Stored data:
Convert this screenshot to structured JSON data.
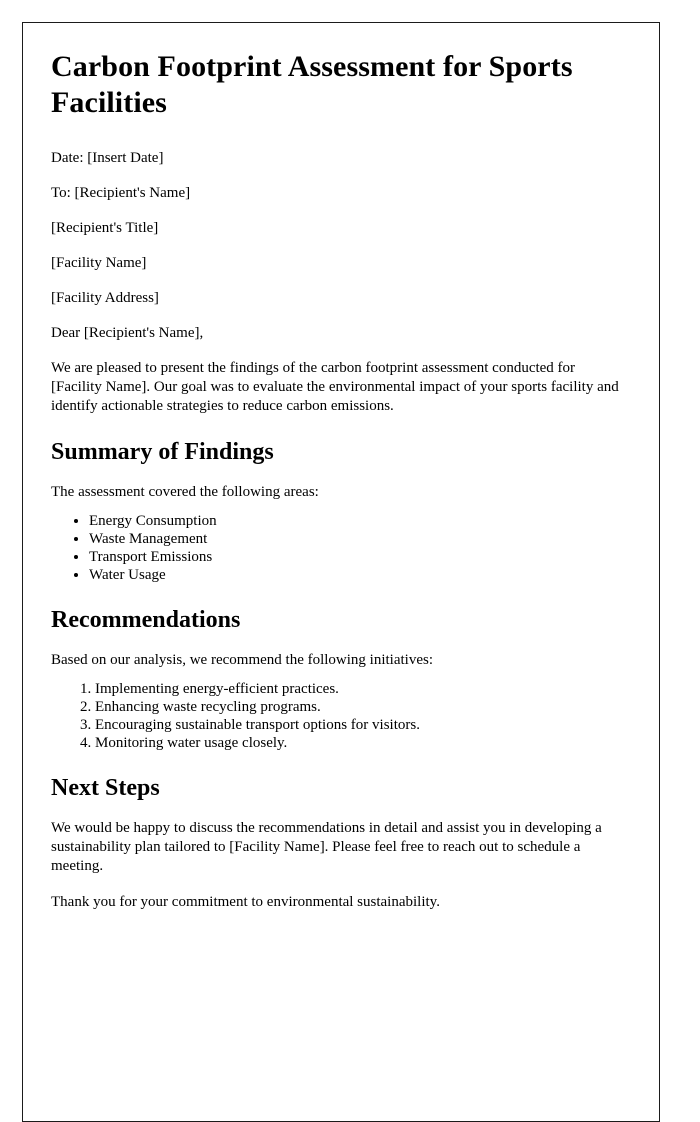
{
  "document": {
    "title": "Carbon Footprint Assessment for Sports Facilities",
    "meta": {
      "date_line": "Date: [Insert Date]",
      "to_line": "To: [Recipient's Name]",
      "recipient_title": "[Recipient's Title]",
      "facility_name": "[Facility Name]",
      "facility_address": "[Facility Address]",
      "salutation": "Dear [Recipient's Name],"
    },
    "intro_paragraph": "We are pleased to present the findings of the carbon footprint assessment conducted for [Facility Name]. Our goal was to evaluate the environmental impact of your sports facility and identify actionable strategies to reduce carbon emissions.",
    "sections": [
      {
        "heading": "Summary of Findings",
        "lead_in": "The assessment covered the following areas:",
        "list_type": "bullet",
        "items": [
          "Energy Consumption",
          "Waste Management",
          "Transport Emissions",
          "Water Usage"
        ]
      },
      {
        "heading": "Recommendations",
        "lead_in": "Based on our analysis, we recommend the following initiatives:",
        "list_type": "number",
        "items": [
          "Implementing energy-efficient practices.",
          "Enhancing waste recycling programs.",
          "Encouraging sustainable transport options for visitors.",
          "Monitoring water usage closely."
        ]
      },
      {
        "heading": "Next Steps",
        "lead_in": "",
        "list_type": "none",
        "items": []
      }
    ],
    "next_steps_paragraph": "We would be happy to discuss the recommendations in detail and assist you in developing a sustainability plan tailored to [Facility Name]. Please feel free to reach out to schedule a meeting.",
    "closing_paragraph": "Thank you for your commitment to environmental sustainability."
  },
  "colors": {
    "text": "#000000",
    "page_background": "#ffffff",
    "page_border": "#1b1b1b"
  }
}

* [Job] Set down the material above as is, without any pictures.

* [Output for this task]
Convert this screenshot to structured JSON data.
{
  "document": {
    "title": "Carbon Footprint Assessment for Sports Facilities",
    "meta": {
      "date_line": "Date: [Insert Date]",
      "to_line": "To: [Recipient's Name]",
      "recipient_title": "[Recipient's Title]",
      "facility_name": "[Facility Name]",
      "facility_address": "[Facility Address]",
      "salutation": "Dear [Recipient's Name],"
    },
    "intro_paragraph": "We are pleased to present the findings of the carbon footprint assessment conducted for [Facility Name]. Our goal was to evaluate the environmental impact of your sports facility and identify actionable strategies to reduce carbon emissions.",
    "sections": [
      {
        "heading": "Summary of Findings",
        "lead_in": "The assessment covered the following areas:",
        "list_type": "bullet",
        "items": [
          "Energy Consumption",
          "Waste Management",
          "Transport Emissions",
          "Water Usage"
        ]
      },
      {
        "heading": "Recommendations",
        "lead_in": "Based on our analysis, we recommend the following initiatives:",
        "list_type": "number",
        "items": [
          "Implementing energy-efficient practices.",
          "Enhancing waste recycling programs.",
          "Encouraging sustainable transport options for visitors.",
          "Monitoring water usage closely."
        ]
      },
      {
        "heading": "Next Steps",
        "lead_in": "",
        "list_type": "none",
        "items": []
      }
    ],
    "next_steps_paragraph": "We would be happy to discuss the recommendations in detail and assist you in developing a sustainability plan tailored to [Facility Name]. Please feel free to reach out to schedule a meeting.",
    "closing_paragraph": "Thank you for your commitment to environmental sustainability."
  },
  "colors": {
    "text": "#000000",
    "page_background": "#ffffff",
    "page_border": "#1b1b1b"
  }
}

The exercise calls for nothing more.